Check every line for the word "style" and state how many lines have it. Reply with the number alone.

[Start of Provided material]

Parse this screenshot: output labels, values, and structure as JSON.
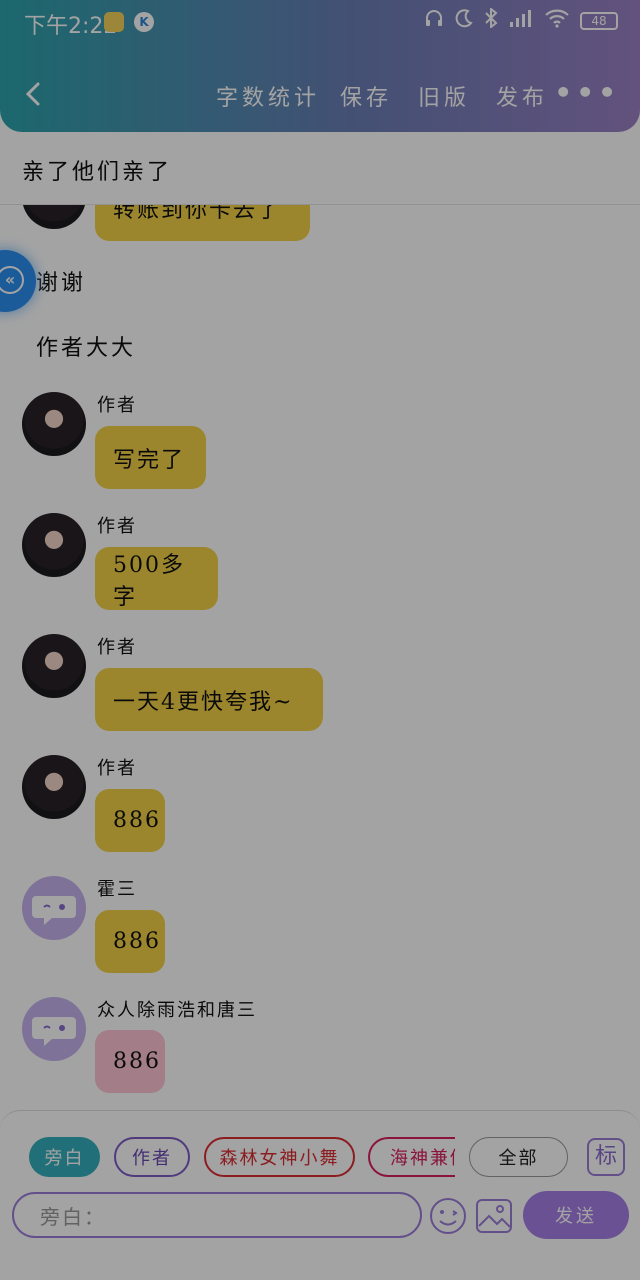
{
  "status_bar": {
    "time": "下午2:22",
    "app_badge_2": "K",
    "battery": "48"
  },
  "header": {
    "back_icon": "chevron-left-icon",
    "nav": [
      "字数统计",
      "保存",
      "旧版",
      "发布"
    ],
    "more": "•••"
  },
  "document_title": "亲了他们亲了",
  "messages": [
    {
      "kind": "bubble",
      "sender": "",
      "avatar": "photo",
      "text": "转账到你卡去了",
      "color": "#f3d247",
      "cropped": true
    },
    {
      "kind": "narration",
      "text": "谢谢"
    },
    {
      "kind": "narration",
      "text": "作者大大"
    },
    {
      "kind": "bubble",
      "sender": "作者",
      "avatar": "photo",
      "text": "写完了",
      "color": "#f3d247"
    },
    {
      "kind": "bubble",
      "sender": "作者",
      "avatar": "photo",
      "text": "500多字",
      "color": "#f3d247"
    },
    {
      "kind": "bubble",
      "sender": "作者",
      "avatar": "photo",
      "text": "一天4更快夸我~",
      "color": "#f3d247"
    },
    {
      "kind": "bubble",
      "sender": "作者",
      "avatar": "photo",
      "text": "886",
      "color": "#f3d247"
    },
    {
      "kind": "bubble",
      "sender": "霍三",
      "avatar": "chat-bubble-icon",
      "text": "886",
      "color": "#f3d247"
    },
    {
      "kind": "bubble",
      "sender": "众人除雨浩和唐三",
      "avatar": "chat-bubble-icon",
      "text": "886",
      "color": "#ffc4d3"
    }
  ],
  "roles": {
    "chips": [
      {
        "label": "旁白",
        "style": "active"
      },
      {
        "label": "作者",
        "style": "purple"
      },
      {
        "label": "森林女神小舞",
        "style": "red"
      },
      {
        "label": "海神兼修",
        "style": "pinkred"
      }
    ],
    "all_label": "全部",
    "tag_label": "标"
  },
  "composer": {
    "placeholder": "旁白：",
    "send_label": "发送",
    "emoji_icon": "smiley-icon",
    "image_icon": "image-icon"
  }
}
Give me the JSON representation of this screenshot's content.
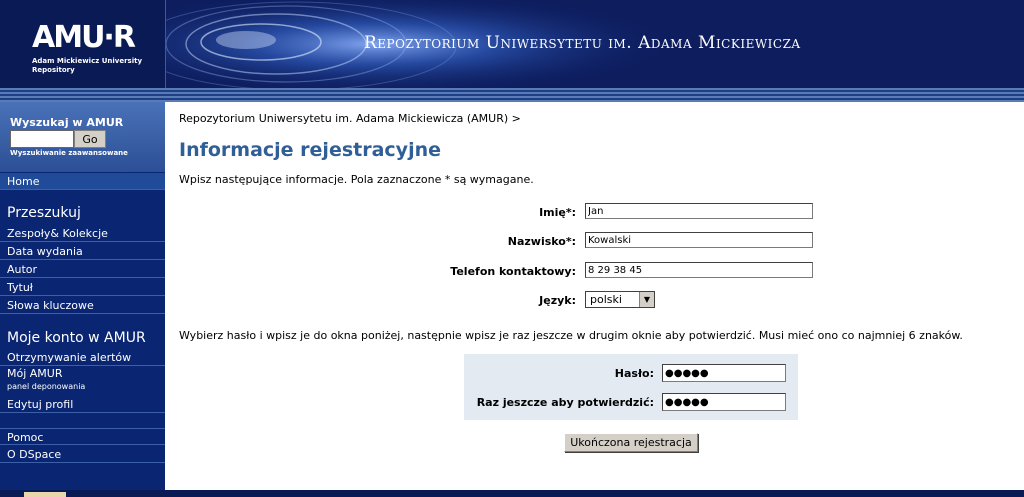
{
  "header": {
    "logo": "AMU·R",
    "logo_sub": "Adam Mickiewicz University Repository",
    "title": "Repozytorium Uniwersytetu im. Adama Mickiewicza"
  },
  "sidebar": {
    "search_label": "Wyszukaj w AMUR",
    "search_value": "",
    "go_label": "Go",
    "advanced_search": "Wyszukiwanie zaawansowane",
    "home": "Home",
    "browse_heading": "Przeszukuj",
    "browse_items": [
      "Zespoły& Kolekcje",
      "Data wydania",
      "Autor",
      "Tytuł",
      "Słowa kluczowe"
    ],
    "account_heading": "Moje konto w AMUR",
    "account_items": [
      "Otrzymywanie alertów",
      "Mój AMUR",
      "Edytuj profil"
    ],
    "my_amur_sub": "panel deponowania",
    "help_items": [
      "Pomoc",
      "O DSpace"
    ]
  },
  "main": {
    "breadcrumb": "Repozytorium Uniwersytetu im. Adama Mickiewicza (AMUR) >",
    "title": "Informacje rejestracyjne",
    "intro": "Wpisz następujące informacje. Pola zaznaczone * są wymagane.",
    "first_name_label": "Imię*:",
    "first_name_value": "Jan",
    "last_name_label": "Nazwisko*:",
    "last_name_value": "Kowalski",
    "phone_label": "Telefon kontaktowy:",
    "phone_value": "8 29 38 45",
    "language_label": "Język:",
    "language_value": "polski",
    "password_note": "Wybierz hasło i wpisz je do okna poniżej, następnie wpisz je raz jeszcze w drugim oknie aby potwierdzić. Musi mieć ono co najmniej 6 znaków.",
    "password_label": "Hasło:",
    "password_value": "●●●●●",
    "confirm_label": "Raz jeszcze aby potwierdzić:",
    "confirm_value": "●●●●●",
    "submit_label": "Ukończona rejestracja"
  }
}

[End of Provided material]

• **The solution**:
4